— What is expected —
Copy each line below without leaving any out.

— Information provided —
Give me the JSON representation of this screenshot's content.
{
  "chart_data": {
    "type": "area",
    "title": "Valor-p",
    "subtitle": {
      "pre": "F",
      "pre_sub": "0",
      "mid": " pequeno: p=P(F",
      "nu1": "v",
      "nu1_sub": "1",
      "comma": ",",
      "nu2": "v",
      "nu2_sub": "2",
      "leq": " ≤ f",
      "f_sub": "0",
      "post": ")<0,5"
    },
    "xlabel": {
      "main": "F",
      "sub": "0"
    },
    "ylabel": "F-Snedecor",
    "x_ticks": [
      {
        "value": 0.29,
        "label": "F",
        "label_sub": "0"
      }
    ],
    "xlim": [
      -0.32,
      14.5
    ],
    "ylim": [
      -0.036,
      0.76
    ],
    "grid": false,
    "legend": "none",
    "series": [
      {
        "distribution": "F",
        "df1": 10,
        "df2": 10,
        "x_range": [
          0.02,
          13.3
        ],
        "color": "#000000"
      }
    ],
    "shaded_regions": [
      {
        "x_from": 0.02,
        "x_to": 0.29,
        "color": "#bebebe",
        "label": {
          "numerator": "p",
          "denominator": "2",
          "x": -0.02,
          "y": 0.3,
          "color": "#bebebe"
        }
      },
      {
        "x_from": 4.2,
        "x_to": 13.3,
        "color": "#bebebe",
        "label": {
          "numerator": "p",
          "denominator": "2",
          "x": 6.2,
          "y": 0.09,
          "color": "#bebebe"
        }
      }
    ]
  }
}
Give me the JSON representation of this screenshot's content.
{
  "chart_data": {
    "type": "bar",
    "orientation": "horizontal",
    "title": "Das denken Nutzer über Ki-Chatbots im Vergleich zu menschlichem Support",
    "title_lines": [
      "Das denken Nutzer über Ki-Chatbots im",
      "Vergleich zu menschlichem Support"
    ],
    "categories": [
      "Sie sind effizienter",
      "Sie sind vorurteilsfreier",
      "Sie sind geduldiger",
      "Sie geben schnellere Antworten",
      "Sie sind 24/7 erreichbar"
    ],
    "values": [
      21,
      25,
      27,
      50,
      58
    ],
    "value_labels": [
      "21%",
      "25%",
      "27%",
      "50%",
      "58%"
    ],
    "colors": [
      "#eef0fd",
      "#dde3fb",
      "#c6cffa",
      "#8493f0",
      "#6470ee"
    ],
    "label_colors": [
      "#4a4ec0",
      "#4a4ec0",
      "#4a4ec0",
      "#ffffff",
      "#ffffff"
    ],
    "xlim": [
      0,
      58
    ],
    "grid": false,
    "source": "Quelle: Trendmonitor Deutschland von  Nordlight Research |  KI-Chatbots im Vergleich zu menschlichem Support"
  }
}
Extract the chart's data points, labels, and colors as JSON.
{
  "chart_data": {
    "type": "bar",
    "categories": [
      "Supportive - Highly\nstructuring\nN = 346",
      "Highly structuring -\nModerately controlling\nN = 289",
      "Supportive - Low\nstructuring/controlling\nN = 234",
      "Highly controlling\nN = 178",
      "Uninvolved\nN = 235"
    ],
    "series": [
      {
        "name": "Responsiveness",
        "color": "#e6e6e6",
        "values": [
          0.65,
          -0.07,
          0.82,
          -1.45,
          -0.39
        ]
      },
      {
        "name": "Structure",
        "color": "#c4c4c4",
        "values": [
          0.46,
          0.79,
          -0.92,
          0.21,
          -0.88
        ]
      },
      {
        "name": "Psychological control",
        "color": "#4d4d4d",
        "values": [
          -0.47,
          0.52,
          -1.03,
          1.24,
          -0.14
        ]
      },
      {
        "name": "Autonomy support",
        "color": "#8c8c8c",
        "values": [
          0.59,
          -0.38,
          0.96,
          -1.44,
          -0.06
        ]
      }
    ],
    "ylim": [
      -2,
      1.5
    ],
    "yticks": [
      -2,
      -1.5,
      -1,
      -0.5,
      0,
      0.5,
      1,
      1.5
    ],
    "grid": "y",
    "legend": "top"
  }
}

— Reply to the task —
Give me the JSON representation of this screenshot's content.
{
  "chart_data": {
    "type": "area",
    "title": "Valor-p",
    "subtitle": {
      "pre": "F",
      "pre_sub": "0",
      "mid": " pequeno: p=P(F",
      "nu1": "v",
      "nu1_sub": "1",
      "comma": ",",
      "nu2": "v",
      "nu2_sub": "2",
      "leq": " ≤ f",
      "f_sub": "0",
      "post": ")<0,5"
    },
    "xlabel": {
      "main": "F",
      "sub": "0"
    },
    "ylabel": "F-Snedecor",
    "x_ticks": [
      {
        "value": 0.29,
        "label": "F",
        "label_sub": "0"
      }
    ],
    "xlim": [
      -0.32,
      14.5
    ],
    "ylim": [
      -0.036,
      0.76
    ],
    "grid": false,
    "legend": "none",
    "series": [
      {
        "distribution": "F",
        "df1": 10,
        "df2": 10,
        "x_range": [
          0.02,
          13.3
        ],
        "color": "#000000"
      }
    ],
    "shaded_regions": [
      {
        "x_from": 0.02,
        "x_to": 0.29,
        "color": "#bebebe",
        "label": {
          "numerator": "p",
          "denominator": "2",
          "x": -0.02,
          "y": 0.3,
          "color": "#bebebe"
        }
      },
      {
        "x_from": 4.2,
        "x_to": 13.3,
        "color": "#bebebe",
        "label": {
          "numerator": "p",
          "denominator": "2",
          "x": 6.2,
          "y": 0.09,
          "color": "#bebebe"
        }
      }
    ]
  }
}
Give me the JSON representation of this screenshot's content.
{
  "chart_data": {
    "type": "bar",
    "orientation": "horizontal",
    "title": "Das denken Nutzer über Ki-Chatbots im Vergleich zu menschlichem Support",
    "title_lines": [
      "Das denken Nutzer über Ki-Chatbots im",
      "Vergleich zu menschlichem Support"
    ],
    "categories": [
      "Sie sind effizienter",
      "Sie sind vorurteilsfreier",
      "Sie sind geduldiger",
      "Sie geben schnellere Antworten",
      "Sie sind 24/7 erreichbar"
    ],
    "values": [
      21,
      25,
      27,
      50,
      58
    ],
    "value_labels": [
      "21%",
      "25%",
      "27%",
      "50%",
      "58%"
    ],
    "colors": [
      "#eef0fd",
      "#dde3fb",
      "#c6cffa",
      "#8493f0",
      "#6470ee"
    ],
    "label_colors": [
      "#4a4ec0",
      "#4a4ec0",
      "#4a4ec0",
      "#ffffff",
      "#ffffff"
    ],
    "xlim": [
      0,
      58
    ],
    "grid": false,
    "source": "Quelle: Trendmonitor Deutschland von  Nordlight Research |  KI-Chatbots im Vergleich zu menschlichem Support"
  }
}
Extract the chart's data points, labels, and colors as JSON.
{
  "chart_data": {
    "type": "bar",
    "categories": [
      "Supportive - Highly\nstructuring\nN = 346",
      "Highly structuring -\nModerately controlling\nN = 289",
      "Supportive - Low\nstructuring/controlling\nN = 234",
      "Highly controlling\nN = 178",
      "Uninvolved\nN = 235"
    ],
    "series": [
      {
        "name": "Responsiveness",
        "color": "#e6e6e6",
        "values": [
          0.65,
          -0.07,
          0.82,
          -1.45,
          -0.39
        ]
      },
      {
        "name": "Structure",
        "color": "#c4c4c4",
        "values": [
          0.46,
          0.79,
          -0.92,
          0.21,
          -0.88
        ]
      },
      {
        "name": "Psychological control",
        "color": "#4d4d4d",
        "values": [
          -0.47,
          0.52,
          -1.03,
          1.24,
          -0.14
        ]
      },
      {
        "name": "Autonomy support",
        "color": "#8c8c8c",
        "values": [
          0.59,
          -0.38,
          0.96,
          -1.44,
          -0.06
        ]
      }
    ],
    "ylim": [
      -2,
      1.5
    ],
    "yticks": [
      -2,
      -1.5,
      -1,
      -0.5,
      0,
      0.5,
      1,
      1.5
    ],
    "grid": "y",
    "legend": "top"
  }
}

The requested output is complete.